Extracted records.
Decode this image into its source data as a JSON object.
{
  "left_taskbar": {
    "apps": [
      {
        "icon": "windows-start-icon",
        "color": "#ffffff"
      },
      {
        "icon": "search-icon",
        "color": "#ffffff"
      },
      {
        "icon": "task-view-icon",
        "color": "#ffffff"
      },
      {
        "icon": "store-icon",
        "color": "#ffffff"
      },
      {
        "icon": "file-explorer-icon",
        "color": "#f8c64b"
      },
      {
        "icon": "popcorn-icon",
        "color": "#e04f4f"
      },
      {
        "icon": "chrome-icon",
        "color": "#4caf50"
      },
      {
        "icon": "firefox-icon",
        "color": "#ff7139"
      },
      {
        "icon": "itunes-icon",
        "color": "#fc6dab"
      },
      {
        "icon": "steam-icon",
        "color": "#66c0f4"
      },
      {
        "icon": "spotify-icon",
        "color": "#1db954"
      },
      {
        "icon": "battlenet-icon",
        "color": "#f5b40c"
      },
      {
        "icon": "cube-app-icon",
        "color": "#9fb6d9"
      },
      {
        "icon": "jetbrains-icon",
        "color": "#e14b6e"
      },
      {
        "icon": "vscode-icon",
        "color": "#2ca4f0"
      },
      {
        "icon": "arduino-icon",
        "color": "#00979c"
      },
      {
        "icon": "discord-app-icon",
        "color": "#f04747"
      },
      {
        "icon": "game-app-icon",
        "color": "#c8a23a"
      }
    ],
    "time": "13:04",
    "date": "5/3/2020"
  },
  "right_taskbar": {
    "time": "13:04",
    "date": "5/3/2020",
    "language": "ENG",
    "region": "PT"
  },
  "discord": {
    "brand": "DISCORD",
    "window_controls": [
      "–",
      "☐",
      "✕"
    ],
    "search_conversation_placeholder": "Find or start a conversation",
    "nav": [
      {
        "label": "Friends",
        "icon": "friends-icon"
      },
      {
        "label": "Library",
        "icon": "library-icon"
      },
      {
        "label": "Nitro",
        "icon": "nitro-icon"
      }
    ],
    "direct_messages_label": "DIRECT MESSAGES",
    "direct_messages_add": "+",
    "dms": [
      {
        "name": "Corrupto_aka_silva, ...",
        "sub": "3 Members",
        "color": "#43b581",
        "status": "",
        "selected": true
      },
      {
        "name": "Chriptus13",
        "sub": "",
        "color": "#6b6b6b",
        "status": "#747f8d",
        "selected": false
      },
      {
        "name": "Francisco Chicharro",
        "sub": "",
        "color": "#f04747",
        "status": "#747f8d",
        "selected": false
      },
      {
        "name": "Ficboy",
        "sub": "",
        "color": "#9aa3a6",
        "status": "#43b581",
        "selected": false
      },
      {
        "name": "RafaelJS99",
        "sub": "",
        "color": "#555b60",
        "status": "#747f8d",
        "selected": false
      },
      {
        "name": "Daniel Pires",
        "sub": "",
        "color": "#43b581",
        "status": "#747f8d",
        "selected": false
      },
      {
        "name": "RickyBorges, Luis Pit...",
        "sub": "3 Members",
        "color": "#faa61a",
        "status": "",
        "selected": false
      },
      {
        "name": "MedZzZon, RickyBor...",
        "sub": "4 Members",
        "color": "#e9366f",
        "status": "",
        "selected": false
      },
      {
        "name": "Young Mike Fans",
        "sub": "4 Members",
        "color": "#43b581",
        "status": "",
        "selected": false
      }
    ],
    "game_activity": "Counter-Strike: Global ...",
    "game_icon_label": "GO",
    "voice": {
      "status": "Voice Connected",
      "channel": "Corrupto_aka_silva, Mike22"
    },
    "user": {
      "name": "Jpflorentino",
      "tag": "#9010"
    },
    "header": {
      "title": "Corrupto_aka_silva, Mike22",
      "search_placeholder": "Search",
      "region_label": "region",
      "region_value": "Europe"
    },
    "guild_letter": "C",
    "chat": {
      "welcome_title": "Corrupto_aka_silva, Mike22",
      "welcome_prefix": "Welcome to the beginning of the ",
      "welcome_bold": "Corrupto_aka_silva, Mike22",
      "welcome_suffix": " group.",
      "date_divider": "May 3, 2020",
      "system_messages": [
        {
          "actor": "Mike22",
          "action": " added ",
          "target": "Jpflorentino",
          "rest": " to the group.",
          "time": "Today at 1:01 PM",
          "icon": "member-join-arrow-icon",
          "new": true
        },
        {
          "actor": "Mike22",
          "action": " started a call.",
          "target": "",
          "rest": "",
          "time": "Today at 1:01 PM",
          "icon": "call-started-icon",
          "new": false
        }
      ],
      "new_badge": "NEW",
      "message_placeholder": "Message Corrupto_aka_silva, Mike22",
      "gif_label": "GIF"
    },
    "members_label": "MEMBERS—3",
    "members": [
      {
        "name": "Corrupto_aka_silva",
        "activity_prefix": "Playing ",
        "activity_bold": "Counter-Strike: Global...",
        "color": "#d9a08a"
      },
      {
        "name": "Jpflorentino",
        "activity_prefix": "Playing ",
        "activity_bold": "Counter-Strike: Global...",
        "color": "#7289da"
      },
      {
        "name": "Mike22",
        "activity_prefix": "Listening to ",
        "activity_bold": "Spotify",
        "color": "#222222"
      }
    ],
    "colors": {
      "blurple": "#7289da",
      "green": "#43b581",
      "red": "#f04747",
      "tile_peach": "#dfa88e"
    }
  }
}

Stated problem. Set down all of the data above, word for word.

Finished exercise.
Decode this image into its source data as a JSON object.
{
  "left_taskbar": {
    "apps": [
      {
        "icon": "windows-start-icon",
        "color": "#ffffff"
      },
      {
        "icon": "search-icon",
        "color": "#ffffff"
      },
      {
        "icon": "task-view-icon",
        "color": "#ffffff"
      },
      {
        "icon": "store-icon",
        "color": "#ffffff"
      },
      {
        "icon": "file-explorer-icon",
        "color": "#f8c64b"
      },
      {
        "icon": "popcorn-icon",
        "color": "#e04f4f"
      },
      {
        "icon": "chrome-icon",
        "color": "#4caf50"
      },
      {
        "icon": "firefox-icon",
        "color": "#ff7139"
      },
      {
        "icon": "itunes-icon",
        "color": "#fc6dab"
      },
      {
        "icon": "steam-icon",
        "color": "#66c0f4"
      },
      {
        "icon": "spotify-icon",
        "color": "#1db954"
      },
      {
        "icon": "battlenet-icon",
        "color": "#f5b40c"
      },
      {
        "icon": "cube-app-icon",
        "color": "#9fb6d9"
      },
      {
        "icon": "jetbrains-icon",
        "color": "#e14b6e"
      },
      {
        "icon": "vscode-icon",
        "color": "#2ca4f0"
      },
      {
        "icon": "arduino-icon",
        "color": "#00979c"
      },
      {
        "icon": "discord-app-icon",
        "color": "#f04747"
      },
      {
        "icon": "game-app-icon",
        "color": "#c8a23a"
      }
    ],
    "time": "13:04",
    "date": "5/3/2020"
  },
  "right_taskbar": {
    "time": "13:04",
    "date": "5/3/2020",
    "language": "ENG",
    "region": "PT"
  },
  "discord": {
    "brand": "DISCORD",
    "window_controls": [
      "–",
      "☐",
      "✕"
    ],
    "search_conversation_placeholder": "Find or start a conversation",
    "nav": [
      {
        "label": "Friends",
        "icon": "friends-icon"
      },
      {
        "label": "Library",
        "icon": "library-icon"
      },
      {
        "label": "Nitro",
        "icon": "nitro-icon"
      }
    ],
    "direct_messages_label": "DIRECT MESSAGES",
    "direct_messages_add": "+",
    "dms": [
      {
        "name": "Corrupto_aka_silva, ...",
        "sub": "3 Members",
        "color": "#43b581",
        "status": "",
        "selected": true
      },
      {
        "name": "Chriptus13",
        "sub": "",
        "color": "#6b6b6b",
        "status": "#747f8d",
        "selected": false
      },
      {
        "name": "Francisco Chicharro",
        "sub": "",
        "color": "#f04747",
        "status": "#747f8d",
        "selected": false
      },
      {
        "name": "Ficboy",
        "sub": "",
        "color": "#9aa3a6",
        "status": "#43b581",
        "selected": false
      },
      {
        "name": "RafaelJS99",
        "sub": "",
        "color": "#555b60",
        "status": "#747f8d",
        "selected": false
      },
      {
        "name": "Daniel Pires",
        "sub": "",
        "color": "#43b581",
        "status": "#747f8d",
        "selected": false
      },
      {
        "name": "RickyBorges, Luis Pit...",
        "sub": "3 Members",
        "color": "#faa61a",
        "status": "",
        "selected": false
      },
      {
        "name": "MedZzZon, RickyBor...",
        "sub": "4 Members",
        "color": "#e9366f",
        "status": "",
        "selected": false
      },
      {
        "name": "Young Mike Fans",
        "sub": "4 Members",
        "color": "#43b581",
        "status": "",
        "selected": false
      }
    ],
    "game_activity": "Counter-Strike: Global ...",
    "game_icon_label": "GO",
    "voice": {
      "status": "Voice Connected",
      "channel": "Corrupto_aka_silva, Mike22"
    },
    "user": {
      "name": "Jpflorentino",
      "tag": "#9010"
    },
    "header": {
      "title": "Corrupto_aka_silva, Mike22",
      "search_placeholder": "Search",
      "region_label": "region",
      "region_value": "Europe"
    },
    "guild_letter": "C",
    "chat": {
      "welcome_title": "Corrupto_aka_silva, Mike22",
      "welcome_prefix": "Welcome to the beginning of the ",
      "welcome_bold": "Corrupto_aka_silva, Mike22",
      "welcome_suffix": " group.",
      "date_divider": "May 3, 2020",
      "system_messages": [
        {
          "actor": "Mike22",
          "action": " added ",
          "target": "Jpflorentino",
          "rest": " to the group.",
          "time": "Today at 1:01 PM",
          "icon": "member-join-arrow-icon",
          "new": true
        },
        {
          "actor": "Mike22",
          "action": " started a call.",
          "target": "",
          "rest": "",
          "time": "Today at 1:01 PM",
          "icon": "call-started-icon",
          "new": false
        }
      ],
      "new_badge": "NEW",
      "message_placeholder": "Message Corrupto_aka_silva, Mike22",
      "gif_label": "GIF"
    },
    "members_label": "MEMBERS—3",
    "members": [
      {
        "name": "Corrupto_aka_silva",
        "activity_prefix": "Playing ",
        "activity_bold": "Counter-Strike: Global...",
        "color": "#d9a08a"
      },
      {
        "name": "Jpflorentino",
        "activity_prefix": "Playing ",
        "activity_bold": "Counter-Strike: Global...",
        "color": "#7289da"
      },
      {
        "name": "Mike22",
        "activity_prefix": "Listening to ",
        "activity_bold": "Spotify",
        "color": "#222222"
      }
    ],
    "colors": {
      "blurple": "#7289da",
      "green": "#43b581",
      "red": "#f04747",
      "tile_peach": "#dfa88e"
    }
  }
}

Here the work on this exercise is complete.